## [Work to be completed]
Sift the listing for lines that hold the string "text" and pull them out.
◇ ◇ ◇ ◇
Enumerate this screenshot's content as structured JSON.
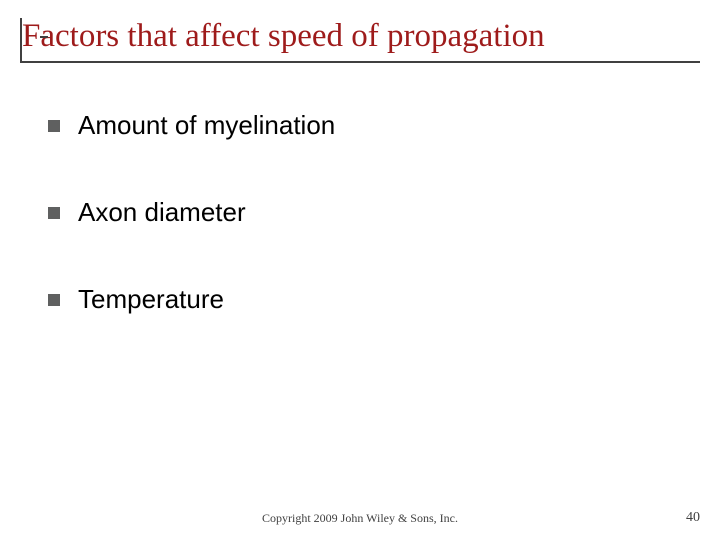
{
  "title": "Factors that affect speed of propagation",
  "title_color": "#9e1b1b",
  "title_fontsize": 33,
  "bullet_color": "#5f6060",
  "bullet_size": 12,
  "items": [
    {
      "text": "Amount of myelination"
    },
    {
      "text": "Axon diameter"
    },
    {
      "text": "Temperature"
    }
  ],
  "item_fontsize": 26,
  "item_color": "#000000",
  "footer": "Copyright 2009 John Wiley & Sons, Inc.",
  "footer_fontsize": 12,
  "slide_number": "40",
  "background_color": "#ffffff",
  "rule_color": "#404040"
}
◇ ◇ ◇ ◇
## [Problem solution]
      "text": "Amount of myelination"
      "text": "Axon diameter"
      "text": "Temperature"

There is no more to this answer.